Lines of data
========

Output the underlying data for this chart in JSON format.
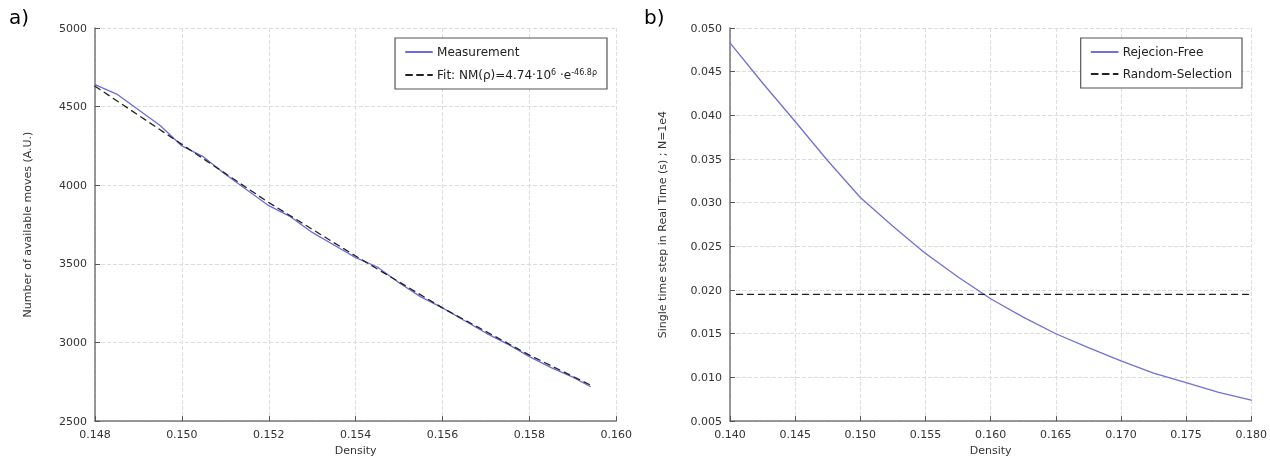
{
  "chart_data": [
    {
      "type": "line",
      "title": "a)",
      "xlabel": "Density",
      "ylabel": "Number of available moves (A.U.)",
      "xlim": [
        0.148,
        0.16
      ],
      "xticks": [
        {
          "value": 0.148,
          "label": "0.148"
        },
        {
          "value": 0.15,
          "label": "0.150"
        },
        {
          "value": 0.152,
          "label": "0.152"
        },
        {
          "value": 0.154,
          "label": "0.154"
        },
        {
          "value": 0.156,
          "label": "0.156"
        },
        {
          "value": 0.158,
          "label": "0.158"
        },
        {
          "value": 0.16,
          "label": "0.160"
        }
      ],
      "ylim": [
        2500,
        5000
      ],
      "yticks": [
        2500,
        3000,
        3500,
        4000,
        4500,
        5000
      ],
      "grid": true,
      "legend": "top right",
      "marker": "none",
      "series": [
        {
          "name": "Measurement",
          "color": "#6b6be0",
          "line_style": "solid",
          "x": [
            0.148,
            0.1485,
            0.149,
            0.1495,
            0.15,
            0.1505,
            0.151,
            0.1515,
            0.152,
            0.1525,
            0.153,
            0.1535,
            0.154,
            0.1545,
            0.155,
            0.1555,
            0.156,
            0.1565,
            0.157,
            0.1575,
            0.158,
            0.1585,
            0.159,
            0.1594
          ],
          "values": [
            4640,
            4580,
            4480,
            4380,
            4250,
            4180,
            4070,
            3970,
            3870,
            3800,
            3700,
            3620,
            3540,
            3480,
            3380,
            3290,
            3220,
            3140,
            3060,
            2990,
            2910,
            2840,
            2780,
            2720
          ]
        },
        {
          "name": "Fit: NM(ρ)=4.74·10$^{6}$ ·e$^{-46.8ρ}$",
          "color": "#222222",
          "line_style": "dashed",
          "x": [
            0.148,
            0.15,
            0.152,
            0.154,
            0.156,
            0.158,
            0.1594
          ],
          "values": [
            4630,
            4260,
            3890,
            3550,
            3220,
            2920,
            2730
          ]
        }
      ]
    },
    {
      "type": "line",
      "title": "b)",
      "xlabel": "Density",
      "ylabel": "Single time step in Real Time (s) ; N=1e4",
      "xlim": [
        0.14,
        0.18
      ],
      "xticks": [
        {
          "value": 0.14,
          "label": "0.140"
        },
        0.145,
        {
          "value": 0.15,
          "label": "0.150"
        },
        0.155,
        {
          "value": 0.16,
          "label": "0.160"
        },
        0.165,
        {
          "value": 0.17,
          "label": "0.170"
        },
        0.175,
        {
          "value": 0.18,
          "label": "0.180"
        }
      ],
      "ylim": [
        0.005,
        0.05
      ],
      "yticks": [
        0.005,
        {
          "value": 0.01,
          "label": "0.010"
        },
        0.015,
        {
          "value": 0.02,
          "label": "0.020"
        },
        0.025,
        {
          "value": 0.03,
          "label": "0.030"
        },
        0.035,
        {
          "value": 0.04,
          "label": "0.040"
        },
        0.045,
        {
          "value": 0.05,
          "label": "0.050"
        }
      ],
      "grid": true,
      "legend": "top right",
      "marker": "none",
      "series": [
        {
          "name": "Rejecion-Free",
          "color": "#7070d8",
          "line_style": "solid",
          "x": [
            0.14,
            0.1425,
            0.145,
            0.1475,
            0.15,
            0.1525,
            0.155,
            0.1575,
            0.16,
            0.1625,
            0.165,
            0.1675,
            0.17,
            0.1725,
            0.175,
            0.1775,
            0.18
          ],
          "values": [
            0.0483,
            0.0437,
            0.0393,
            0.0348,
            0.0306,
            0.0273,
            0.0242,
            0.0215,
            0.019,
            0.0169,
            0.015,
            0.0134,
            0.0119,
            0.0105,
            0.0094,
            0.0083,
            0.0074
          ]
        },
        {
          "name": "Random-Selection",
          "color": "#222222",
          "line_style": "dashed",
          "x": [
            0.1405,
            0.18
          ],
          "values": [
            0.0195,
            0.0195
          ]
        }
      ]
    }
  ]
}
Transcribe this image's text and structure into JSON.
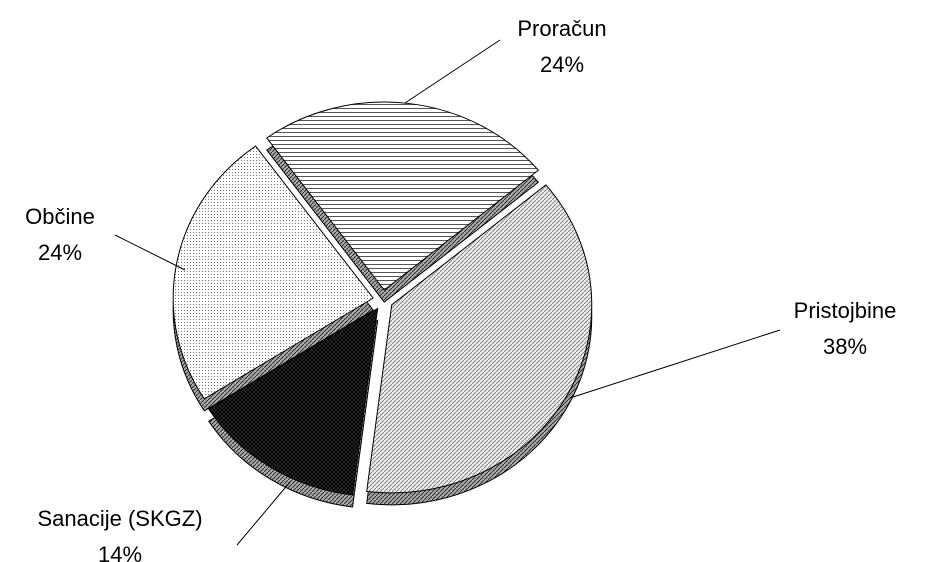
{
  "chart_data": {
    "type": "pie",
    "categories": [
      "Proračun",
      "Pristojbine",
      "Sanacije (SKGZ)",
      "Občine"
    ],
    "values": [
      24,
      38,
      14,
      24
    ],
    "value_labels": [
      "24%",
      "38%",
      "14%",
      "24%"
    ]
  }
}
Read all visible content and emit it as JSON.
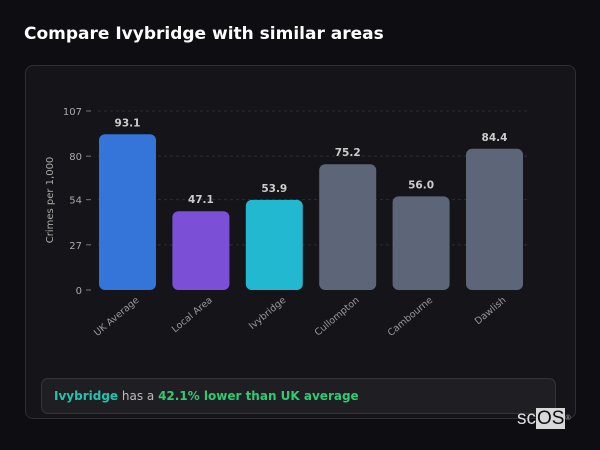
{
  "header": {
    "title": "Compare Ivybridge with similar areas"
  },
  "chart_data": {
    "type": "bar",
    "ylabel": "Crimes per 1,000",
    "ylim": [
      0,
      107
    ],
    "yticks": [
      0,
      27,
      54,
      80,
      107
    ],
    "grid": true,
    "categories": [
      "UK Average",
      "Local Area",
      "Ivybridge",
      "Cullompton",
      "Cambourne",
      "Dawlish"
    ],
    "values": [
      93.1,
      47.1,
      53.9,
      75.2,
      56.0,
      84.4
    ],
    "labels": [
      "93.1",
      "47.1",
      "53.9",
      "75.2",
      "56.0",
      "84.4"
    ],
    "colors": [
      "#3574d9",
      "#7b4fd6",
      "#22b8cf",
      "#5d6678",
      "#5d6678",
      "#5d6678"
    ]
  },
  "summary": {
    "area": "Ivybridge",
    "mid": " has a ",
    "highlight": "42.1% lower than UK average",
    "area_color": "#20c4b0",
    "highlight_color": "#2ecc71"
  },
  "logo": {
    "text_a": "sc",
    "text_b": "OS",
    "mark": "®"
  }
}
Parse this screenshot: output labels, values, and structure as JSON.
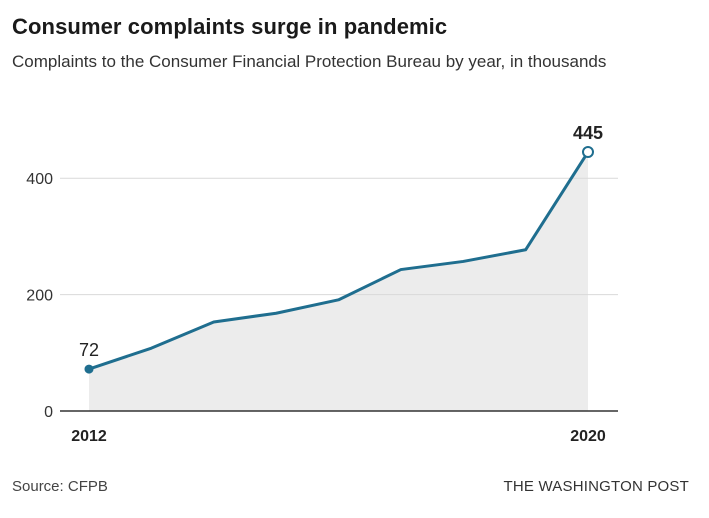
{
  "title": "Consumer complaints surge in pandemic",
  "subtitle": "Complaints to the Consumer Financial Protection Bureau by year, in thousands",
  "source": "Source: CFPB",
  "credit": "THE WASHINGTON POST",
  "colors": {
    "line": "#1f6e8f",
    "area": "#ececec",
    "grid": "#d9d9d9",
    "axis": "#333333"
  },
  "chart_data": {
    "type": "area",
    "title": "Consumer complaints surge in pandemic",
    "subtitle": "Complaints to the Consumer Financial Protection Bureau by year, in thousands",
    "x": [
      2012,
      2013,
      2014,
      2015,
      2016,
      2017,
      2018,
      2019,
      2020
    ],
    "values": [
      72,
      108,
      153,
      168,
      191,
      243,
      257,
      277,
      445
    ],
    "xlim": [
      2012,
      2020
    ],
    "ylim": [
      0,
      500
    ],
    "y_ticks": [
      0,
      200,
      400
    ],
    "y_tick_labels": [
      "0",
      "200",
      "400"
    ],
    "x_tick_labels": [
      "2012",
      "2020"
    ],
    "point_labels": [
      {
        "x": 2012,
        "text": "72"
      },
      {
        "x": 2020,
        "text": "445"
      }
    ],
    "grid": true,
    "xlabel": "",
    "ylabel": ""
  }
}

========

Short problem
Copy each line above precisely, dropping the pictures.

Task result
Output the underlying data for this chart in JSON format.
{
  "chart_data": [
    {
      "type": "line",
      "title": "a)",
      "xlabel": "Density",
      "ylabel": "Number of available moves (A.U.)",
      "xlim": [
        0.148,
        0.16
      ],
      "xticks": [
        {
          "value": 0.148,
          "label": "0.148"
        },
        {
          "value": 0.15,
          "label": "0.150"
        },
        {
          "value": 0.152,
          "label": "0.152"
        },
        {
          "value": 0.154,
          "label": "0.154"
        },
        {
          "value": 0.156,
          "label": "0.156"
        },
        {
          "value": 0.158,
          "label": "0.158"
        },
        {
          "value": 0.16,
          "label": "0.160"
        }
      ],
      "ylim": [
        2500,
        5000
      ],
      "yticks": [
        2500,
        3000,
        3500,
        4000,
        4500,
        5000
      ],
      "grid": true,
      "legend": "top right",
      "marker": "none",
      "series": [
        {
          "name": "Measurement",
          "color": "#6b6be0",
          "line_style": "solid",
          "x": [
            0.148,
            0.1485,
            0.149,
            0.1495,
            0.15,
            0.1505,
            0.151,
            0.1515,
            0.152,
            0.1525,
            0.153,
            0.1535,
            0.154,
            0.1545,
            0.155,
            0.1555,
            0.156,
            0.1565,
            0.157,
            0.1575,
            0.158,
            0.1585,
            0.159,
            0.1594
          ],
          "values": [
            4640,
            4580,
            4480,
            4380,
            4250,
            4180,
            4070,
            3970,
            3870,
            3800,
            3700,
            3620,
            3540,
            3480,
            3380,
            3290,
            3220,
            3140,
            3060,
            2990,
            2910,
            2840,
            2780,
            2720
          ]
        },
        {
          "name": "Fit: NM(ρ)=4.74·10$^{6}$ ·e$^{-46.8ρ}$",
          "color": "#222222",
          "line_style": "dashed",
          "x": [
            0.148,
            0.15,
            0.152,
            0.154,
            0.156,
            0.158,
            0.1594
          ],
          "values": [
            4630,
            4260,
            3890,
            3550,
            3220,
            2920,
            2730
          ]
        }
      ]
    },
    {
      "type": "line",
      "title": "b)",
      "xlabel": "Density",
      "ylabel": "Single time step in Real Time (s) ; N=1e4",
      "xlim": [
        0.14,
        0.18
      ],
      "xticks": [
        {
          "value": 0.14,
          "label": "0.140"
        },
        0.145,
        {
          "value": 0.15,
          "label": "0.150"
        },
        0.155,
        {
          "value": 0.16,
          "label": "0.160"
        },
        0.165,
        {
          "value": 0.17,
          "label": "0.170"
        },
        0.175,
        {
          "value": 0.18,
          "label": "0.180"
        }
      ],
      "ylim": [
        0.005,
        0.05
      ],
      "yticks": [
        0.005,
        {
          "value": 0.01,
          "label": "0.010"
        },
        0.015,
        {
          "value": 0.02,
          "label": "0.020"
        },
        0.025,
        {
          "value": 0.03,
          "label": "0.030"
        },
        0.035,
        {
          "value": 0.04,
          "label": "0.040"
        },
        0.045,
        {
          "value": 0.05,
          "label": "0.050"
        }
      ],
      "grid": true,
      "legend": "top right",
      "marker": "none",
      "series": [
        {
          "name": "Rejecion-Free",
          "color": "#7070d8",
          "line_style": "solid",
          "x": [
            0.14,
            0.1425,
            0.145,
            0.1475,
            0.15,
            0.1525,
            0.155,
            0.1575,
            0.16,
            0.1625,
            0.165,
            0.1675,
            0.17,
            0.1725,
            0.175,
            0.1775,
            0.18
          ],
          "values": [
            0.0483,
            0.0437,
            0.0393,
            0.0348,
            0.0306,
            0.0273,
            0.0242,
            0.0215,
            0.019,
            0.0169,
            0.015,
            0.0134,
            0.0119,
            0.0105,
            0.0094,
            0.0083,
            0.0074
          ]
        },
        {
          "name": "Random-Selection",
          "color": "#222222",
          "line_style": "dashed",
          "x": [
            0.1405,
            0.18
          ],
          "values": [
            0.0195,
            0.0195
          ]
        }
      ]
    }
  ]
}
Transcribe this image's text and structure into JSON.
{
  "chart_data": {
    "type": "pie",
    "categories": [
      "Proračun",
      "Pristojbine",
      "Sanacije (SKGZ)",
      "Občine"
    ],
    "values": [
      24,
      38,
      14,
      24
    ],
    "value_labels": [
      "24%",
      "38%",
      "14%",
      "24%"
    ]
  }
}
Read all visible content and emit it as JSON.
{
  "header": {
    "title": "Compare Ivybridge with similar areas"
  },
  "chart_data": {
    "type": "bar",
    "ylabel": "Crimes per 1,000",
    "ylim": [
      0,
      107
    ],
    "yticks": [
      0,
      27,
      54,
      80,
      107
    ],
    "grid": true,
    "categories": [
      "UK Average",
      "Local Area",
      "Ivybridge",
      "Cullompton",
      "Cambourne",
      "Dawlish"
    ],
    "values": [
      93.1,
      47.1,
      53.9,
      75.2,
      56.0,
      84.4
    ],
    "labels": [
      "93.1",
      "47.1",
      "53.9",
      "75.2",
      "56.0",
      "84.4"
    ],
    "colors": [
      "#3574d9",
      "#7b4fd6",
      "#22b8cf",
      "#5d6678",
      "#5d6678",
      "#5d6678"
    ]
  },
  "summary": {
    "area": "Ivybridge",
    "mid": " has a ",
    "highlight": "42.1% lower than UK average",
    "area_color": "#20c4b0",
    "highlight_color": "#2ecc71"
  },
  "logo": {
    "text_a": "sc",
    "text_b": "OS",
    "mark": "®"
  }
}
Parse this screenshot: output labels, values, and structure as JSON.
{
  "title": "Consumer complaints surge in pandemic",
  "subtitle": "Complaints to the Consumer Financial Protection Bureau by year, in thousands",
  "source": "Source: CFPB",
  "credit": "THE WASHINGTON POST",
  "colors": {
    "line": "#1f6e8f",
    "area": "#ececec",
    "grid": "#d9d9d9",
    "axis": "#333333"
  },
  "chart_data": {
    "type": "area",
    "title": "Consumer complaints surge in pandemic",
    "subtitle": "Complaints to the Consumer Financial Protection Bureau by year, in thousands",
    "x": [
      2012,
      2013,
      2014,
      2015,
      2016,
      2017,
      2018,
      2019,
      2020
    ],
    "values": [
      72,
      108,
      153,
      168,
      191,
      243,
      257,
      277,
      445
    ],
    "xlim": [
      2012,
      2020
    ],
    "ylim": [
      0,
      500
    ],
    "y_ticks": [
      0,
      200,
      400
    ],
    "y_tick_labels": [
      "0",
      "200",
      "400"
    ],
    "x_tick_labels": [
      "2012",
      "2020"
    ],
    "point_labels": [
      {
        "x": 2012,
        "text": "72"
      },
      {
        "x": 2020,
        "text": "445"
      }
    ],
    "grid": true,
    "xlabel": "",
    "ylabel": ""
  }
}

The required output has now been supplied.